**TASK INSTRUCTIONS**
Gather all lines in the records below that include the word "только".

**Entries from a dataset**
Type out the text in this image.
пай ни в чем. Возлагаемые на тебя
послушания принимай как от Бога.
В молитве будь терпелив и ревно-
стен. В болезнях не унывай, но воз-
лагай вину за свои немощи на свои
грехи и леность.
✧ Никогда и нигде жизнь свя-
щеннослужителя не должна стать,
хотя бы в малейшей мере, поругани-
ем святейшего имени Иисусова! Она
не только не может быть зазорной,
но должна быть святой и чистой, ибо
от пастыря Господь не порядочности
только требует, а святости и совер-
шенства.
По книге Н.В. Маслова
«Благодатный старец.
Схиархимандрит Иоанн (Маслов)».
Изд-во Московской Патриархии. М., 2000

**WORKED SOLUTION**
не только не может быть зазорной,
только требует, а святости и совер-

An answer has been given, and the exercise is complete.